» **Exercise description**
The records that follow must be reproduced in full, exactly as written.

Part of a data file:
****
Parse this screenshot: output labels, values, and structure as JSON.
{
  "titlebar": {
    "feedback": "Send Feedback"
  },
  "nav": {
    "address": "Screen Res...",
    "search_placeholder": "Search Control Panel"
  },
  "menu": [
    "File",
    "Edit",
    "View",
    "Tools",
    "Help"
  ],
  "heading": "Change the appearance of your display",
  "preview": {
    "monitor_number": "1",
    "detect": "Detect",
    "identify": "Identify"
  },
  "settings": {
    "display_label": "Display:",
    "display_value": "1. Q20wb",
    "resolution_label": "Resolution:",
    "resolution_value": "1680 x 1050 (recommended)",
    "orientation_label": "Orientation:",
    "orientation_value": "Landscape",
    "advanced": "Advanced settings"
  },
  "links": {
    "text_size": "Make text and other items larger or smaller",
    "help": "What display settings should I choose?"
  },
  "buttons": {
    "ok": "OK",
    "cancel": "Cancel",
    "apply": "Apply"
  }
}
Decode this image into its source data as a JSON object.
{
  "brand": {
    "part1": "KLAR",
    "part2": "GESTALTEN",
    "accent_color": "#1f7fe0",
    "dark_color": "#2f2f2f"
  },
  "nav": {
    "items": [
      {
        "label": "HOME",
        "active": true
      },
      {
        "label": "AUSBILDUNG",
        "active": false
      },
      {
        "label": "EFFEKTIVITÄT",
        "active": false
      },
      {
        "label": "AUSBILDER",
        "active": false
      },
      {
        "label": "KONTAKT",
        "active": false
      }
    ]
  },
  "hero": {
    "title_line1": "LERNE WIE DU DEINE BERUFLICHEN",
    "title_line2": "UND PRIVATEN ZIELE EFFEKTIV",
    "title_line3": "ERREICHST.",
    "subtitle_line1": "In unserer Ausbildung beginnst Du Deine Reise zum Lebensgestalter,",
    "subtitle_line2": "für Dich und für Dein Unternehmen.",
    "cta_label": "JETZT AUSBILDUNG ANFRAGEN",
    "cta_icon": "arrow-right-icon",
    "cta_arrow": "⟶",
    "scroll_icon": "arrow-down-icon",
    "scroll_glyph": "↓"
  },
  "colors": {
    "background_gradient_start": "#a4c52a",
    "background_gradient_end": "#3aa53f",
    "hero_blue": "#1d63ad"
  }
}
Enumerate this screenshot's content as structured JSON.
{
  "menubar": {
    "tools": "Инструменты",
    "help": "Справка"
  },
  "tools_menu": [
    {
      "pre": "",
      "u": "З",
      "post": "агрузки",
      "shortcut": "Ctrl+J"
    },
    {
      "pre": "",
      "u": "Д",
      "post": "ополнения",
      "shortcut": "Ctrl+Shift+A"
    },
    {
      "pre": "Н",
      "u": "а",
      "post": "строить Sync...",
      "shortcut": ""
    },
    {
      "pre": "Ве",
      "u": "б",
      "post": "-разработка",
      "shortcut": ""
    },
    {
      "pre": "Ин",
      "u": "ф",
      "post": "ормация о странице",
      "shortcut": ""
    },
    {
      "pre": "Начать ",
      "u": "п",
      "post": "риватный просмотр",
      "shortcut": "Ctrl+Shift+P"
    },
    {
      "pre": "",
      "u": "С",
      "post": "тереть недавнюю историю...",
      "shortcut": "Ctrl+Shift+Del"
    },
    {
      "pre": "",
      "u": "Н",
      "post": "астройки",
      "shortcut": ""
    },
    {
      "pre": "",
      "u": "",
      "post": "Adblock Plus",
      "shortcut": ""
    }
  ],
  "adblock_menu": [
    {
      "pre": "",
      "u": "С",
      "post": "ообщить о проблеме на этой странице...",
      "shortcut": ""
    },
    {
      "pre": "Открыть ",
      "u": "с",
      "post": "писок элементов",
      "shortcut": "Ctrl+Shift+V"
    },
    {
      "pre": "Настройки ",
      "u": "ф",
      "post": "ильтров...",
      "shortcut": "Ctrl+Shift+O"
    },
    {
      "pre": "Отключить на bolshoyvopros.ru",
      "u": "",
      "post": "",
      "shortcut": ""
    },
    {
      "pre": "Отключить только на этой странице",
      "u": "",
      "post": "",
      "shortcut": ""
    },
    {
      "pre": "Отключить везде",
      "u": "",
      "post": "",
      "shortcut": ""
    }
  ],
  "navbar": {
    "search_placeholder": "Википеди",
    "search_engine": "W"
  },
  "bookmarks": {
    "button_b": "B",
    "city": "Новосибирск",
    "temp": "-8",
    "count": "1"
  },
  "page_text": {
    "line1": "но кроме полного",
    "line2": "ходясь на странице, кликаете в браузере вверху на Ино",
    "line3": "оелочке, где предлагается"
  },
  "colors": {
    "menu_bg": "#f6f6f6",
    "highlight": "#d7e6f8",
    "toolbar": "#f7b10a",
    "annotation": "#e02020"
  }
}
****
» **Exercise solution**
Parse this screenshot: output labels, values, and structure as JSON.
{
  "titlebar": {
    "feedback": "Send Feedback"
  },
  "nav": {
    "address": "Screen Res...",
    "search_placeholder": "Search Control Panel"
  },
  "menu": [
    "File",
    "Edit",
    "View",
    "Tools",
    "Help"
  ],
  "heading": "Change the appearance of your display",
  "preview": {
    "monitor_number": "1",
    "detect": "Detect",
    "identify": "Identify"
  },
  "settings": {
    "display_label": "Display:",
    "display_value": "1. Q20wb",
    "resolution_label": "Resolution:",
    "resolution_value": "1680 x 1050 (recommended)",
    "orientation_label": "Orientation:",
    "orientation_value": "Landscape",
    "advanced": "Advanced settings"
  },
  "links": {
    "text_size": "Make text and other items larger or smaller",
    "help": "What display settings should I choose?"
  },
  "buttons": {
    "ok": "OK",
    "cancel": "Cancel",
    "apply": "Apply"
  }
}
Decode this image into its source data as a JSON object.
{
  "brand": {
    "part1": "KLAR",
    "part2": "GESTALTEN",
    "accent_color": "#1f7fe0",
    "dark_color": "#2f2f2f"
  },
  "nav": {
    "items": [
      {
        "label": "HOME",
        "active": true
      },
      {
        "label": "AUSBILDUNG",
        "active": false
      },
      {
        "label": "EFFEKTIVITÄT",
        "active": false
      },
      {
        "label": "AUSBILDER",
        "active": false
      },
      {
        "label": "KONTAKT",
        "active": false
      }
    ]
  },
  "hero": {
    "title_line1": "LERNE WIE DU DEINE BERUFLICHEN",
    "title_line2": "UND PRIVATEN ZIELE EFFEKTIV",
    "title_line3": "ERREICHST.",
    "subtitle_line1": "In unserer Ausbildung beginnst Du Deine Reise zum Lebensgestalter,",
    "subtitle_line2": "für Dich und für Dein Unternehmen.",
    "cta_label": "JETZT AUSBILDUNG ANFRAGEN",
    "cta_icon": "arrow-right-icon",
    "cta_arrow": "⟶",
    "scroll_icon": "arrow-down-icon",
    "scroll_glyph": "↓"
  },
  "colors": {
    "background_gradient_start": "#a4c52a",
    "background_gradient_end": "#3aa53f",
    "hero_blue": "#1d63ad"
  }
}
Enumerate this screenshot's content as structured JSON.
{
  "menubar": {
    "tools": "Инструменты",
    "help": "Справка"
  },
  "tools_menu": [
    {
      "pre": "",
      "u": "З",
      "post": "агрузки",
      "shortcut": "Ctrl+J"
    },
    {
      "pre": "",
      "u": "Д",
      "post": "ополнения",
      "shortcut": "Ctrl+Shift+A"
    },
    {
      "pre": "Н",
      "u": "а",
      "post": "строить Sync...",
      "shortcut": ""
    },
    {
      "pre": "Ве",
      "u": "б",
      "post": "-разработка",
      "shortcut": ""
    },
    {
      "pre": "Ин",
      "u": "ф",
      "post": "ормация о странице",
      "shortcut": ""
    },
    {
      "pre": "Начать ",
      "u": "п",
      "post": "риватный просмотр",
      "shortcut": "Ctrl+Shift+P"
    },
    {
      "pre": "",
      "u": "С",
      "post": "тереть недавнюю историю...",
      "shortcut": "Ctrl+Shift+Del"
    },
    {
      "pre": "",
      "u": "Н",
      "post": "астройки",
      "shortcut": ""
    },
    {
      "pre": "",
      "u": "",
      "post": "Adblock Plus",
      "shortcut": ""
    }
  ],
  "adblock_menu": [
    {
      "pre": "",
      "u": "С",
      "post": "ообщить о проблеме на этой странице...",
      "shortcut": ""
    },
    {
      "pre": "Открыть ",
      "u": "с",
      "post": "писок элементов",
      "shortcut": "Ctrl+Shift+V"
    },
    {
      "pre": "Настройки ",
      "u": "ф",
      "post": "ильтров...",
      "shortcut": "Ctrl+Shift+O"
    },
    {
      "pre": "Отключить на bolshoyvopros.ru",
      "u": "",
      "post": "",
      "shortcut": ""
    },
    {
      "pre": "Отключить только на этой странице",
      "u": "",
      "post": "",
      "shortcut": ""
    },
    {
      "pre": "Отключить везде",
      "u": "",
      "post": "",
      "shortcut": ""
    }
  ],
  "navbar": {
    "search_placeholder": "Википеди",
    "search_engine": "W"
  },
  "bookmarks": {
    "button_b": "B",
    "city": "Новосибирск",
    "temp": "-8",
    "count": "1"
  },
  "page_text": {
    "line1": "но кроме полного",
    "line2": "ходясь на странице, кликаете в браузере вверху на Ино",
    "line3": "оелочке, где предлагается"
  },
  "colors": {
    "menu_bg": "#f6f6f6",
    "highlight": "#d7e6f8",
    "toolbar": "#f7b10a",
    "annotation": "#e02020"
  }
}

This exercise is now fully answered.